-- start of Material provided --
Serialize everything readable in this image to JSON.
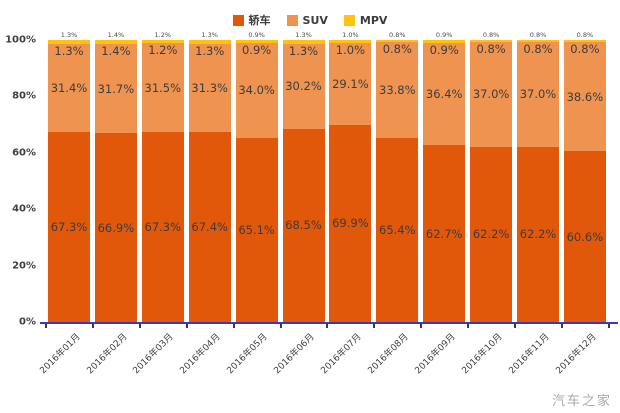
{
  "legend": {
    "items": [
      {
        "label": "轿车",
        "color": "#e2580a"
      },
      {
        "label": "SUV",
        "color": "#ef9450"
      },
      {
        "label": "MPV",
        "color": "#ffc20e"
      }
    ]
  },
  "y_axis": {
    "tick_labels": [
      "100%",
      "80%",
      "60%",
      "40%",
      "20%",
      "0%"
    ]
  },
  "watermark": "汽车之家",
  "chart_data": {
    "type": "bar",
    "stacked": true,
    "grid": false,
    "legend_position": "top-center",
    "ylim": [
      0,
      100
    ],
    "ylabel": "",
    "xlabel": "",
    "axis_color": "#3939c0",
    "label_color": "#3c3c3c",
    "categories": [
      "2016年01月",
      "2016年02月",
      "2016年03月",
      "2016年04月",
      "2016年05月",
      "2016年06月",
      "2016年07月",
      "2016年08月",
      "2016年09月",
      "2016年10月",
      "2016年11月",
      "2016年12月"
    ],
    "series": [
      {
        "name": "轿车",
        "color": "#e2580a",
        "values": [
          67.3,
          66.9,
          67.3,
          67.4,
          65.1,
          68.5,
          69.9,
          65.4,
          62.7,
          62.2,
          62.2,
          60.6
        ]
      },
      {
        "name": "SUV",
        "color": "#ef9450",
        "values": [
          31.4,
          31.7,
          31.5,
          31.3,
          34.0,
          30.2,
          29.1,
          33.8,
          36.4,
          37.0,
          37.0,
          38.6
        ]
      },
      {
        "name": "MPV",
        "color": "#ffc20e",
        "values": [
          1.3,
          1.4,
          1.2,
          1.3,
          0.9,
          1.3,
          1.0,
          0.8,
          0.9,
          0.8,
          0.8,
          0.8
        ]
      }
    ]
  }
}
-- end of Material provided --
Instruction:
Drop the images and quote the entries word for word.

Exercise answer:
Serialize everything readable in this image to JSON.
{
  "legend": {
    "items": [
      {
        "label": "轿车",
        "color": "#e2580a"
      },
      {
        "label": "SUV",
        "color": "#ef9450"
      },
      {
        "label": "MPV",
        "color": "#ffc20e"
      }
    ]
  },
  "y_axis": {
    "tick_labels": [
      "100%",
      "80%",
      "60%",
      "40%",
      "20%",
      "0%"
    ]
  },
  "watermark": "汽车之家",
  "chart_data": {
    "type": "bar",
    "stacked": true,
    "grid": false,
    "legend_position": "top-center",
    "ylim": [
      0,
      100
    ],
    "ylabel": "",
    "xlabel": "",
    "axis_color": "#3939c0",
    "label_color": "#3c3c3c",
    "categories": [
      "2016年01月",
      "2016年02月",
      "2016年03月",
      "2016年04月",
      "2016年05月",
      "2016年06月",
      "2016年07月",
      "2016年08月",
      "2016年09月",
      "2016年10月",
      "2016年11月",
      "2016年12月"
    ],
    "series": [
      {
        "name": "轿车",
        "color": "#e2580a",
        "values": [
          67.3,
          66.9,
          67.3,
          67.4,
          65.1,
          68.5,
          69.9,
          65.4,
          62.7,
          62.2,
          62.2,
          60.6
        ]
      },
      {
        "name": "SUV",
        "color": "#ef9450",
        "values": [
          31.4,
          31.7,
          31.5,
          31.3,
          34.0,
          30.2,
          29.1,
          33.8,
          36.4,
          37.0,
          37.0,
          38.6
        ]
      },
      {
        "name": "MPV",
        "color": "#ffc20e",
        "values": [
          1.3,
          1.4,
          1.2,
          1.3,
          0.9,
          1.3,
          1.0,
          0.8,
          0.9,
          0.8,
          0.8,
          0.8
        ]
      }
    ]
  }
}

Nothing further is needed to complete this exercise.